> **Available data**
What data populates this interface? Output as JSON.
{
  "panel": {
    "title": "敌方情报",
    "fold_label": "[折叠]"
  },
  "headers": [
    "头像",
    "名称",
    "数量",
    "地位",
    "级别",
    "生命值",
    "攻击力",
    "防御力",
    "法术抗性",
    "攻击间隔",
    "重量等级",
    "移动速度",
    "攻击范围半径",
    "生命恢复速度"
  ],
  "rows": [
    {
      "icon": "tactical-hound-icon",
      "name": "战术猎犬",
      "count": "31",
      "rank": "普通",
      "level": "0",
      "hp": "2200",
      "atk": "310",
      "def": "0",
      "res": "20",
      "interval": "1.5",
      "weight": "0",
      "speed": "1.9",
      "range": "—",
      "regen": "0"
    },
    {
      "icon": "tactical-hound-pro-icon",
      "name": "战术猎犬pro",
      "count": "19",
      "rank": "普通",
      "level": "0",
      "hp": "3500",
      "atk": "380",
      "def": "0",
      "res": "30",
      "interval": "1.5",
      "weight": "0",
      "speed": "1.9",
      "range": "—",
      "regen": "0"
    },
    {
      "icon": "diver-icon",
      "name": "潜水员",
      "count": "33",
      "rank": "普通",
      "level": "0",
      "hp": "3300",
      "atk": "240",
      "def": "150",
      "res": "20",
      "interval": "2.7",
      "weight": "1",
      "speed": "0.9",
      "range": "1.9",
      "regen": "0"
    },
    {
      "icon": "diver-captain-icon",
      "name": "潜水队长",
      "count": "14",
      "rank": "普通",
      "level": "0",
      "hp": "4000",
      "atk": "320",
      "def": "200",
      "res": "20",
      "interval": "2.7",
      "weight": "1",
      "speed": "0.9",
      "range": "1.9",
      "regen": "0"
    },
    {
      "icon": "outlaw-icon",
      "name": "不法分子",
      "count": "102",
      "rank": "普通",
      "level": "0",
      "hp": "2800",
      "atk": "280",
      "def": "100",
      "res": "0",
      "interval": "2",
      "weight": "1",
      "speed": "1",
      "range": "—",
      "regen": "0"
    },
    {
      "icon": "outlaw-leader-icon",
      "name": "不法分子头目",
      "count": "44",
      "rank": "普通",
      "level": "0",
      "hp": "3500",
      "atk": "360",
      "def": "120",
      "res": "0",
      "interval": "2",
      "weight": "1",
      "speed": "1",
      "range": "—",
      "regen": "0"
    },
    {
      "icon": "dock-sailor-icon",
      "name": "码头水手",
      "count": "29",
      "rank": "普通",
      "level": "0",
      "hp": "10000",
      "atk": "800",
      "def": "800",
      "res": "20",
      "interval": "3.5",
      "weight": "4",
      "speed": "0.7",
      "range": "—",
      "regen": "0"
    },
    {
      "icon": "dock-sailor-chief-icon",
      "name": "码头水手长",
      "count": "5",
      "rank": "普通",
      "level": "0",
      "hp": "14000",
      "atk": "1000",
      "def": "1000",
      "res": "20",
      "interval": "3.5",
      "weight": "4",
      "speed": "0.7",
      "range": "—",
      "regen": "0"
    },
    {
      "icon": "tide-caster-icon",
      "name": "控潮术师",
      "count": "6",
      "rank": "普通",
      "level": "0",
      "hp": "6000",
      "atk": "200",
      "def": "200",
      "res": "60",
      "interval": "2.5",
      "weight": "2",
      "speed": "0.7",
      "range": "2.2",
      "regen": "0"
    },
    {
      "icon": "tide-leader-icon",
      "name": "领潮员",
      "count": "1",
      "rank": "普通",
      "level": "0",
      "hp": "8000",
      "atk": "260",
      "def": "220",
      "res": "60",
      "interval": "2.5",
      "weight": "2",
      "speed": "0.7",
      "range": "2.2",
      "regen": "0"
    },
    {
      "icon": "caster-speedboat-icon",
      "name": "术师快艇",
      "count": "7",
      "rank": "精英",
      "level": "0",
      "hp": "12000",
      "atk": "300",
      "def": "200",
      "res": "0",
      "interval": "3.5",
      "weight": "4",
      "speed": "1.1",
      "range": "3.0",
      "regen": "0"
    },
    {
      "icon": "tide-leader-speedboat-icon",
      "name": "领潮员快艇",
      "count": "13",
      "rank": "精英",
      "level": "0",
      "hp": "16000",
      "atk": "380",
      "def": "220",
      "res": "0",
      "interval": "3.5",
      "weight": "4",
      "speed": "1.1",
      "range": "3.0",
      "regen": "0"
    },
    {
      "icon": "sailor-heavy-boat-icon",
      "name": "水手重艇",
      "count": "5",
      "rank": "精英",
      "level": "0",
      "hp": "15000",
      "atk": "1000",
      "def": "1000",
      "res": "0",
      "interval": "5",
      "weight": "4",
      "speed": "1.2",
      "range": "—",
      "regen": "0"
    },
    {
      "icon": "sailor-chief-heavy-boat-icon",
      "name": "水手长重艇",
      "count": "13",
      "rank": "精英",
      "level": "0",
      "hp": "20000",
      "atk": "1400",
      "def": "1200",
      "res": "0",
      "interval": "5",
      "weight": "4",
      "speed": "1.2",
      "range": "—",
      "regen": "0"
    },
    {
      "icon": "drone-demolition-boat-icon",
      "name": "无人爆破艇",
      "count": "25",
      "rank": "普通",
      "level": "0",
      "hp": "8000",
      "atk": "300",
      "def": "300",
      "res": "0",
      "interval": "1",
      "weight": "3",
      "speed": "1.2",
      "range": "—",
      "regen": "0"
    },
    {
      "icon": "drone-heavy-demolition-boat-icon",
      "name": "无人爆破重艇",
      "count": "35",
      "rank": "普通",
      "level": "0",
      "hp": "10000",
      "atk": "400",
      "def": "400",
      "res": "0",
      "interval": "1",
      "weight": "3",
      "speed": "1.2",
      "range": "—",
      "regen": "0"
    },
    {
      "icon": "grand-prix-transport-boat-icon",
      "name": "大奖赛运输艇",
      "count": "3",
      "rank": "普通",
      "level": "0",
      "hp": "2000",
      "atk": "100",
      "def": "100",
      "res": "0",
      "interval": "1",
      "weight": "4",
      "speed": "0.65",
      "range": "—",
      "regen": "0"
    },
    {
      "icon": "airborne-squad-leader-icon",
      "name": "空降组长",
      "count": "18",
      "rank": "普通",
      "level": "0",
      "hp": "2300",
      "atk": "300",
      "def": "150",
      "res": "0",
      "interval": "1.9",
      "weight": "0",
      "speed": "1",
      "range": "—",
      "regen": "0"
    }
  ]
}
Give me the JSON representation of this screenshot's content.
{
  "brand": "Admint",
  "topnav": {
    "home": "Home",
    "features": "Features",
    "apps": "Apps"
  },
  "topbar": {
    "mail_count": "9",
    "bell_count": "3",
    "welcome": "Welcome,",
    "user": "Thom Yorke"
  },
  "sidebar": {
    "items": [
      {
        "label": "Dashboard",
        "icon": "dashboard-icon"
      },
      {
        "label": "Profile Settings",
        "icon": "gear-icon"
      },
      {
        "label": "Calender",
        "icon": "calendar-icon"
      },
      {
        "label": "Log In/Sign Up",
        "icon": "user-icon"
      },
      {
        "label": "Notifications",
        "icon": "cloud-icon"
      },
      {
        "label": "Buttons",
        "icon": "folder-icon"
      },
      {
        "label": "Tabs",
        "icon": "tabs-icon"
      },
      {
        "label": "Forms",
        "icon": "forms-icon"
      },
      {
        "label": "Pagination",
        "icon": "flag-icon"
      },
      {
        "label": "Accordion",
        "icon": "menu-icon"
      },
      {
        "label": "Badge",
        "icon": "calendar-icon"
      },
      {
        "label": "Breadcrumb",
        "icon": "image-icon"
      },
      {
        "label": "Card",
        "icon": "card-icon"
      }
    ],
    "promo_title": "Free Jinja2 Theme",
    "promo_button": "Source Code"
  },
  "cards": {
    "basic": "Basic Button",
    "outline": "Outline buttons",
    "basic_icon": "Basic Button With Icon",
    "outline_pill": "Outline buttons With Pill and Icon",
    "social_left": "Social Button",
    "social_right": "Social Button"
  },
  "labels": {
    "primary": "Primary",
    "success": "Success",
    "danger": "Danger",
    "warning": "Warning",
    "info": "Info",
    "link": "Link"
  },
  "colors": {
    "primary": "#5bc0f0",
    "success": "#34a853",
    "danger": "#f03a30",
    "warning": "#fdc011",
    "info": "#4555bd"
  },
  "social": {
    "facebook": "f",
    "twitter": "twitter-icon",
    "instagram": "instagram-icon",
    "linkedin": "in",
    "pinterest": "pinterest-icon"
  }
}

> **Objective**
Using the listing above, show every line that includes the string "Basic".

> **Answer to the task**
    "basic": "Basic Button",
    "basic_icon": "Basic Button With Icon",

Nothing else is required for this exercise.